+++ Extracted entries +++

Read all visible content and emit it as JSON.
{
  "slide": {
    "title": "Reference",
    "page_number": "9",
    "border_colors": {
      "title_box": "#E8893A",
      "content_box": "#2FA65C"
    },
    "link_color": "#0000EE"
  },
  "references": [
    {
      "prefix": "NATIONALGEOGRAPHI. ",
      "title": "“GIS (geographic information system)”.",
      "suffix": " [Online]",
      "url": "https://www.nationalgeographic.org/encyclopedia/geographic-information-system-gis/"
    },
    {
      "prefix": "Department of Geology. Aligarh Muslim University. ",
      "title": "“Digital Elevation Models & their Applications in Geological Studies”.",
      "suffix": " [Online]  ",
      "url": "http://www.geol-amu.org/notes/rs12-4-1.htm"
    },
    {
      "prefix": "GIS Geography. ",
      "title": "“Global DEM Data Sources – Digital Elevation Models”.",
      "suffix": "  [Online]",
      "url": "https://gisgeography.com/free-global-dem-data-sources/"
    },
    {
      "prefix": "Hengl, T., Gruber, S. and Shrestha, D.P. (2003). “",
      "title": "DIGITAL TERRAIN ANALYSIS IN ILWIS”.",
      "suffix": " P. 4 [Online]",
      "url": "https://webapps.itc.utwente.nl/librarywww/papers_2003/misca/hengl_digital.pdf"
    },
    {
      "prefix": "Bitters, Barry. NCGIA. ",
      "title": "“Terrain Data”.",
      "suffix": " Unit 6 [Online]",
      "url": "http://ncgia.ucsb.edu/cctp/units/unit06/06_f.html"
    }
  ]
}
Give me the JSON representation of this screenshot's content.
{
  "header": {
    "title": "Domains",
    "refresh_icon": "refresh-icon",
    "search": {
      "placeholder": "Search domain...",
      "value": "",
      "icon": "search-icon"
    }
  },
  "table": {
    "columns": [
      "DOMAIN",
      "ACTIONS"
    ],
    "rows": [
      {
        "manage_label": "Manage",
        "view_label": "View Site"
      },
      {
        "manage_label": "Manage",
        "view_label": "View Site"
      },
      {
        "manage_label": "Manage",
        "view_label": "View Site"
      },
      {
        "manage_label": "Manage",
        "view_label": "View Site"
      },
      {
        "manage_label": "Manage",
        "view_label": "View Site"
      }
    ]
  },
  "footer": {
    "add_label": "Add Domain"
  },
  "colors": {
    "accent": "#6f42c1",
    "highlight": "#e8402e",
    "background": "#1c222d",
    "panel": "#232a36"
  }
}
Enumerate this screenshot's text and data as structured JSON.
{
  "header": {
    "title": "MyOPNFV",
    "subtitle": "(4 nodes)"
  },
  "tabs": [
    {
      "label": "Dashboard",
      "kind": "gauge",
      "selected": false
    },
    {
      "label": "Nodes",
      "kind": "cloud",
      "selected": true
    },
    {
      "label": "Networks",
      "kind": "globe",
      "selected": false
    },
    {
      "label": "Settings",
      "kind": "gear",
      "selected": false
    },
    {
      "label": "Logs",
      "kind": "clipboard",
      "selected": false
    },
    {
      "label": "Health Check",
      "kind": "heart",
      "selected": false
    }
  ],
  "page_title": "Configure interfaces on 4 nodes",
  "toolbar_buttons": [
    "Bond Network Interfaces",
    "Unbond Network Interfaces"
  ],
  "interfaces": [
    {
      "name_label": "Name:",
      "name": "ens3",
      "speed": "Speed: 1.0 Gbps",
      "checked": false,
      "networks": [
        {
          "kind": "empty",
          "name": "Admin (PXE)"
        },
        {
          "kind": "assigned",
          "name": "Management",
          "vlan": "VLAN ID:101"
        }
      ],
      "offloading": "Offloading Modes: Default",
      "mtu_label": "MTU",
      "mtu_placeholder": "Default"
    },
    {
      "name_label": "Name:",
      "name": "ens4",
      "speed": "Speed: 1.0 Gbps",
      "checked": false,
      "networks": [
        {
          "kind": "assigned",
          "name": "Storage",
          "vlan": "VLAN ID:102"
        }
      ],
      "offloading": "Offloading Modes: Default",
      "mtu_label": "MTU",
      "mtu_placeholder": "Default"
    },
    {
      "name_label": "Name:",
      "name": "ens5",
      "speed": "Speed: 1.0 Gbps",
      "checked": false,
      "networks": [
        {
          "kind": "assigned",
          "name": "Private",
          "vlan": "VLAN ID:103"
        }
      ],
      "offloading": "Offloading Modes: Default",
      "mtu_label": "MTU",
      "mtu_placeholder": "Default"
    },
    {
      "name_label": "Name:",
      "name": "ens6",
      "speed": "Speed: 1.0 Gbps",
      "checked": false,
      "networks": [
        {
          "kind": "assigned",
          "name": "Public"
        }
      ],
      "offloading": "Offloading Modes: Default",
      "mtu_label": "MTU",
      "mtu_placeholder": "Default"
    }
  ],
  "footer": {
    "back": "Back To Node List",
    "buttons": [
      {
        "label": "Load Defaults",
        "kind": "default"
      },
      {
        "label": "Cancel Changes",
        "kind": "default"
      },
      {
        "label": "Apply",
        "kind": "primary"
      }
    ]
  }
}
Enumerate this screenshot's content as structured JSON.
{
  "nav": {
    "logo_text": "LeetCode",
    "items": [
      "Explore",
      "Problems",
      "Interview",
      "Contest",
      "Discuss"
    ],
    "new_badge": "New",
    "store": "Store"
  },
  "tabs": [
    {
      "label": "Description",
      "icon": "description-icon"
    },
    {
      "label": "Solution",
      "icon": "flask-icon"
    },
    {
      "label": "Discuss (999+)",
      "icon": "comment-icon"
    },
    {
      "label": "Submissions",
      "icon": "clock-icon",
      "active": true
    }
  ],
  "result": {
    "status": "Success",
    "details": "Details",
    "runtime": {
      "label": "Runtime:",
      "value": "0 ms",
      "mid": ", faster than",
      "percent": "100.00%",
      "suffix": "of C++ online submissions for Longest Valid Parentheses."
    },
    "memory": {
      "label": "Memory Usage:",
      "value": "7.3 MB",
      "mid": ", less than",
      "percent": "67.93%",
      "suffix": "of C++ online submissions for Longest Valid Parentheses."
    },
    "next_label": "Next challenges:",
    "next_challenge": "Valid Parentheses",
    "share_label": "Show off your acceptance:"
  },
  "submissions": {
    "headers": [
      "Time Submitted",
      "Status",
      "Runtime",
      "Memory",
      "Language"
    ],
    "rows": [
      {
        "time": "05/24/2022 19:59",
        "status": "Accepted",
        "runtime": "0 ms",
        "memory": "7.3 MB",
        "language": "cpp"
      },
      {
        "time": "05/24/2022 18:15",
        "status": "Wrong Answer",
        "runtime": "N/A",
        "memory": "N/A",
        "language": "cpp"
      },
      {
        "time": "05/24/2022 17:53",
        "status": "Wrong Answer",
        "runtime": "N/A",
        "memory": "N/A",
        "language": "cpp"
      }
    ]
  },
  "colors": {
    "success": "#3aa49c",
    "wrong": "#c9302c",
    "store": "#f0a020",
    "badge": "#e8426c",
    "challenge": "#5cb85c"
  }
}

+++

** Problem **
Output the listing above word for word.

** Worked answer **
Read all visible content and emit it as JSON.
{
  "slide": {
    "title": "Reference",
    "page_number": "9",
    "border_colors": {
      "title_box": "#E8893A",
      "content_box": "#2FA65C"
    },
    "link_color": "#0000EE"
  },
  "references": [
    {
      "prefix": "NATIONALGEOGRAPHI. ",
      "title": "“GIS (geographic information system)”.",
      "suffix": " [Online]",
      "url": "https://www.nationalgeographic.org/encyclopedia/geographic-information-system-gis/"
    },
    {
      "prefix": "Department of Geology. Aligarh Muslim University. ",
      "title": "“Digital Elevation Models & their Applications in Geological Studies”.",
      "suffix": " [Online]  ",
      "url": "http://www.geol-amu.org/notes/rs12-4-1.htm"
    },
    {
      "prefix": "GIS Geography. ",
      "title": "“Global DEM Data Sources – Digital Elevation Models”.",
      "suffix": "  [Online]",
      "url": "https://gisgeography.com/free-global-dem-data-sources/"
    },
    {
      "prefix": "Hengl, T., Gruber, S. and Shrestha, D.P. (2003). “",
      "title": "DIGITAL TERRAIN ANALYSIS IN ILWIS”.",
      "suffix": " P. 4 [Online]",
      "url": "https://webapps.itc.utwente.nl/librarywww/papers_2003/misca/hengl_digital.pdf"
    },
    {
      "prefix": "Bitters, Barry. NCGIA. ",
      "title": "“Terrain Data”.",
      "suffix": " Unit 6 [Online]",
      "url": "http://ncgia.ucsb.edu/cctp/units/unit06/06_f.html"
    }
  ]
}
Give me the JSON representation of this screenshot's content.
{
  "header": {
    "title": "Domains",
    "refresh_icon": "refresh-icon",
    "search": {
      "placeholder": "Search domain...",
      "value": "",
      "icon": "search-icon"
    }
  },
  "table": {
    "columns": [
      "DOMAIN",
      "ACTIONS"
    ],
    "rows": [
      {
        "manage_label": "Manage",
        "view_label": "View Site"
      },
      {
        "manage_label": "Manage",
        "view_label": "View Site"
      },
      {
        "manage_label": "Manage",
        "view_label": "View Site"
      },
      {
        "manage_label": "Manage",
        "view_label": "View Site"
      },
      {
        "manage_label": "Manage",
        "view_label": "View Site"
      }
    ]
  },
  "footer": {
    "add_label": "Add Domain"
  },
  "colors": {
    "accent": "#6f42c1",
    "highlight": "#e8402e",
    "background": "#1c222d",
    "panel": "#232a36"
  }
}
Enumerate this screenshot's text and data as structured JSON.
{
  "header": {
    "title": "MyOPNFV",
    "subtitle": "(4 nodes)"
  },
  "tabs": [
    {
      "label": "Dashboard",
      "kind": "gauge",
      "selected": false
    },
    {
      "label": "Nodes",
      "kind": "cloud",
      "selected": true
    },
    {
      "label": "Networks",
      "kind": "globe",
      "selected": false
    },
    {
      "label": "Settings",
      "kind": "gear",
      "selected": false
    },
    {
      "label": "Logs",
      "kind": "clipboard",
      "selected": false
    },
    {
      "label": "Health Check",
      "kind": "heart",
      "selected": false
    }
  ],
  "page_title": "Configure interfaces on 4 nodes",
  "toolbar_buttons": [
    "Bond Network Interfaces",
    "Unbond Network Interfaces"
  ],
  "interfaces": [
    {
      "name_label": "Name:",
      "name": "ens3",
      "speed": "Speed: 1.0 Gbps",
      "checked": false,
      "networks": [
        {
          "kind": "empty",
          "name": "Admin (PXE)"
        },
        {
          "kind": "assigned",
          "name": "Management",
          "vlan": "VLAN ID:101"
        }
      ],
      "offloading": "Offloading Modes: Default",
      "mtu_label": "MTU",
      "mtu_placeholder": "Default"
    },
    {
      "name_label": "Name:",
      "name": "ens4",
      "speed": "Speed: 1.0 Gbps",
      "checked": false,
      "networks": [
        {
          "kind": "assigned",
          "name": "Storage",
          "vlan": "VLAN ID:102"
        }
      ],
      "offloading": "Offloading Modes: Default",
      "mtu_label": "MTU",
      "mtu_placeholder": "Default"
    },
    {
      "name_label": "Name:",
      "name": "ens5",
      "speed": "Speed: 1.0 Gbps",
      "checked": false,
      "networks": [
        {
          "kind": "assigned",
          "name": "Private",
          "vlan": "VLAN ID:103"
        }
      ],
      "offloading": "Offloading Modes: Default",
      "mtu_label": "MTU",
      "mtu_placeholder": "Default"
    },
    {
      "name_label": "Name:",
      "name": "ens6",
      "speed": "Speed: 1.0 Gbps",
      "checked": false,
      "networks": [
        {
          "kind": "assigned",
          "name": "Public"
        }
      ],
      "offloading": "Offloading Modes: Default",
      "mtu_label": "MTU",
      "mtu_placeholder": "Default"
    }
  ],
  "footer": {
    "back": "Back To Node List",
    "buttons": [
      {
        "label": "Load Defaults",
        "kind": "default"
      },
      {
        "label": "Cancel Changes",
        "kind": "default"
      },
      {
        "label": "Apply",
        "kind": "primary"
      }
    ]
  }
}
Enumerate this screenshot's content as structured JSON.
{
  "nav": {
    "logo_text": "LeetCode",
    "items": [
      "Explore",
      "Problems",
      "Interview",
      "Contest",
      "Discuss"
    ],
    "new_badge": "New",
    "store": "Store"
  },
  "tabs": [
    {
      "label": "Description",
      "icon": "description-icon"
    },
    {
      "label": "Solution",
      "icon": "flask-icon"
    },
    {
      "label": "Discuss (999+)",
      "icon": "comment-icon"
    },
    {
      "label": "Submissions",
      "icon": "clock-icon",
      "active": true
    }
  ],
  "result": {
    "status": "Success",
    "details": "Details",
    "runtime": {
      "label": "Runtime:",
      "value": "0 ms",
      "mid": ", faster than",
      "percent": "100.00%",
      "suffix": "of C++ online submissions for Longest Valid Parentheses."
    },
    "memory": {
      "label": "Memory Usage:",
      "value": "7.3 MB",
      "mid": ", less than",
      "percent": "67.93%",
      "suffix": "of C++ online submissions for Longest Valid Parentheses."
    },
    "next_label": "Next challenges:",
    "next_challenge": "Valid Parentheses",
    "share_label": "Show off your acceptance:"
  },
  "submissions": {
    "headers": [
      "Time Submitted",
      "Status",
      "Runtime",
      "Memory",
      "Language"
    ],
    "rows": [
      {
        "time": "05/24/2022 19:59",
        "status": "Accepted",
        "runtime": "0 ms",
        "memory": "7.3 MB",
        "language": "cpp"
      },
      {
        "time": "05/24/2022 18:15",
        "status": "Wrong Answer",
        "runtime": "N/A",
        "memory": "N/A",
        "language": "cpp"
      },
      {
        "time": "05/24/2022 17:53",
        "status": "Wrong Answer",
        "runtime": "N/A",
        "memory": "N/A",
        "language": "cpp"
      }
    ]
  },
  "colors": {
    "success": "#3aa49c",
    "wrong": "#c9302c",
    "store": "#f0a020",
    "badge": "#e8426c",
    "challenge": "#5cb85c"
  }
}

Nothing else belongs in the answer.